**MATERIAL PROVIDED:**

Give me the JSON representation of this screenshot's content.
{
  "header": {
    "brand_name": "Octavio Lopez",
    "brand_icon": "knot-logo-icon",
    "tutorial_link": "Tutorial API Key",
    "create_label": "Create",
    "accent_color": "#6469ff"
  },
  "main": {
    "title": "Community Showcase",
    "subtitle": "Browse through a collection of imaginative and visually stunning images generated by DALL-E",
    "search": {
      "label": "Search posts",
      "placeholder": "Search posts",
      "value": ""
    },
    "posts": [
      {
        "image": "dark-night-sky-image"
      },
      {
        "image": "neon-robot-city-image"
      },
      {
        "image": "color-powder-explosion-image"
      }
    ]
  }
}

**AIM OF THE TASK:**
Extract all the material, leaving every line as it is.

**ANSWER TO THIS TASK:**
Give me the JSON representation of this screenshot's content.
{
  "header": {
    "brand_name": "Octavio Lopez",
    "brand_icon": "knot-logo-icon",
    "tutorial_link": "Tutorial API Key",
    "create_label": "Create",
    "accent_color": "#6469ff"
  },
  "main": {
    "title": "Community Showcase",
    "subtitle": "Browse through a collection of imaginative and visually stunning images generated by DALL-E",
    "search": {
      "label": "Search posts",
      "placeholder": "Search posts",
      "value": ""
    },
    "posts": [
      {
        "image": "dark-night-sky-image"
      },
      {
        "image": "neon-robot-city-image"
      },
      {
        "image": "color-powder-explosion-image"
      }
    ]
  }
}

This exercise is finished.